— Start —
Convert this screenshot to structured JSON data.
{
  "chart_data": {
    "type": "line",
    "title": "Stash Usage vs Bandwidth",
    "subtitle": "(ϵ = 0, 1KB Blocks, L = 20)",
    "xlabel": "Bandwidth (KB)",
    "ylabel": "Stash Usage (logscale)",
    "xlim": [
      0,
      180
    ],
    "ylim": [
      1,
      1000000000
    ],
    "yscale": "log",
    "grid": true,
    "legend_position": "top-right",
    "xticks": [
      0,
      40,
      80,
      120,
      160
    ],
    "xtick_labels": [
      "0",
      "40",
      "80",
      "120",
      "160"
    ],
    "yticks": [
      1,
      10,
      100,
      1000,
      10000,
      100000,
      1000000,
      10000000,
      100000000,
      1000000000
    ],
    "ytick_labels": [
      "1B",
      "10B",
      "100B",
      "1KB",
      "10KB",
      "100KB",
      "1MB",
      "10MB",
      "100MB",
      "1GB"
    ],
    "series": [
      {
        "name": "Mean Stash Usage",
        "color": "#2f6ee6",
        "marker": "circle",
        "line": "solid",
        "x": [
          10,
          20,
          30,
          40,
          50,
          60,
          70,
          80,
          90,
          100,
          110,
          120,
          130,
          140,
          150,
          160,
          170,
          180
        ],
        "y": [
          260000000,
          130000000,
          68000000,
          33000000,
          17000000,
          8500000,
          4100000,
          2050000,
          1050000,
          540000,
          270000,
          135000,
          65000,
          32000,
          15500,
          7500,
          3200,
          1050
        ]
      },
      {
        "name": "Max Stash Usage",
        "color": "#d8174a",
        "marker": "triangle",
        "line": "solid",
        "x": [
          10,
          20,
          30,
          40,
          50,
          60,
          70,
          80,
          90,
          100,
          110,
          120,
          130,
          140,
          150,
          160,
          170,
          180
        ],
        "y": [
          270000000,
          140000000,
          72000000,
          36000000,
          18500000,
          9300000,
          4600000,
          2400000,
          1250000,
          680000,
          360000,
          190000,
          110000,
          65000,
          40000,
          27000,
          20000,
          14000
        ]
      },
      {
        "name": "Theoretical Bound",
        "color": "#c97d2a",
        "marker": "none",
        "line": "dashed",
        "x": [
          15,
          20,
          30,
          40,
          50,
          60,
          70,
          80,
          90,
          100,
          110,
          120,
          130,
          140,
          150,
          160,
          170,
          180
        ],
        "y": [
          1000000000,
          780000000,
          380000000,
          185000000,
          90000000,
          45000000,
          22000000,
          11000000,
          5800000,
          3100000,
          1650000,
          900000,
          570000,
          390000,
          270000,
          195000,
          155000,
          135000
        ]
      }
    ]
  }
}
— End —
__Problem description__. Count the lines in the entries above that include the string "name", then give only that figure.

__Final result__. 3